> [Given task]: Read the listing and extract each line that includes the word "JSON".
START Exercise materials
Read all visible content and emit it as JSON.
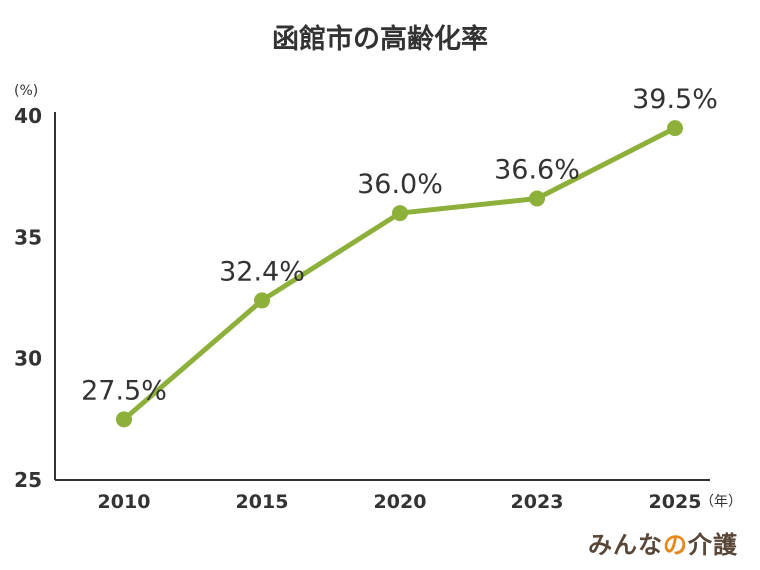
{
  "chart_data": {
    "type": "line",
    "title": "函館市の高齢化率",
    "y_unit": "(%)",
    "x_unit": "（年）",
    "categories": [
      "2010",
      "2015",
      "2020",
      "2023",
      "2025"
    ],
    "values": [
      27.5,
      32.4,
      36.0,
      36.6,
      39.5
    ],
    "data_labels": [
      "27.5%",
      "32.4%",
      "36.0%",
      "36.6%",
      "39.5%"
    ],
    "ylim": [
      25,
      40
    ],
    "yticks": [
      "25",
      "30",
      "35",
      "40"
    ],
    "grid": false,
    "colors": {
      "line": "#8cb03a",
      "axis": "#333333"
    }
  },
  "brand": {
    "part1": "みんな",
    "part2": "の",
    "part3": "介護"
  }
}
END Exercise materials
START Exercise materials
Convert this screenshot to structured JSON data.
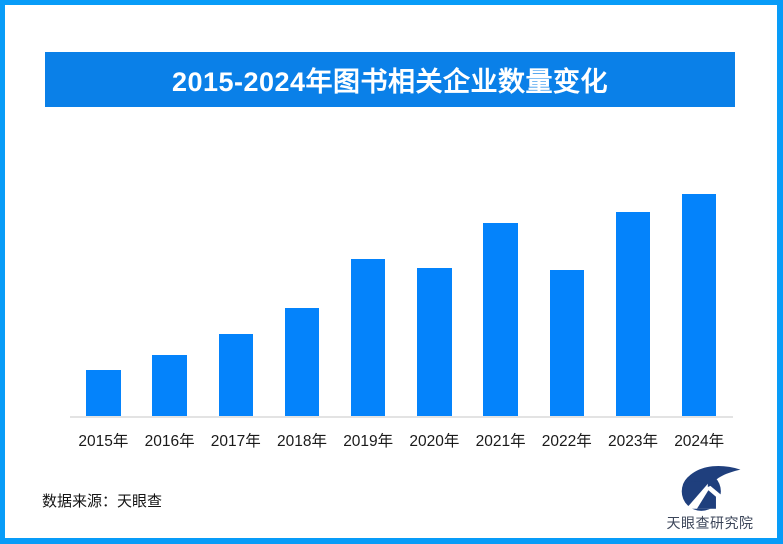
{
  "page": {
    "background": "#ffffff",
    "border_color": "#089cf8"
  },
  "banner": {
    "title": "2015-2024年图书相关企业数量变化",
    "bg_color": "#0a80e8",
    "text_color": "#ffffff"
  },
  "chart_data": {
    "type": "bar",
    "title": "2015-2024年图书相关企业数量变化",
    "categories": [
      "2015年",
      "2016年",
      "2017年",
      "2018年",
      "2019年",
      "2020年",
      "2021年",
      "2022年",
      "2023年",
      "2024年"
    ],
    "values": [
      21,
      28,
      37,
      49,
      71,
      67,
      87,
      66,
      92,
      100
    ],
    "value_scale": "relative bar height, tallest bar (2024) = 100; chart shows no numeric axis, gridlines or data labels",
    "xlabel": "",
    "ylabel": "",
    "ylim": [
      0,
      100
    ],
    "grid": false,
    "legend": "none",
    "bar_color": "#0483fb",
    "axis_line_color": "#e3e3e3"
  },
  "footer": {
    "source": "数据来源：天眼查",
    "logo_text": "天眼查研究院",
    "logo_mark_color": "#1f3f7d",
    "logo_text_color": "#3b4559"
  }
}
END Exercise materials
> [The solution]:
Read all visible content and emit it as JSON.
Convert this screenshot to structured JSON data.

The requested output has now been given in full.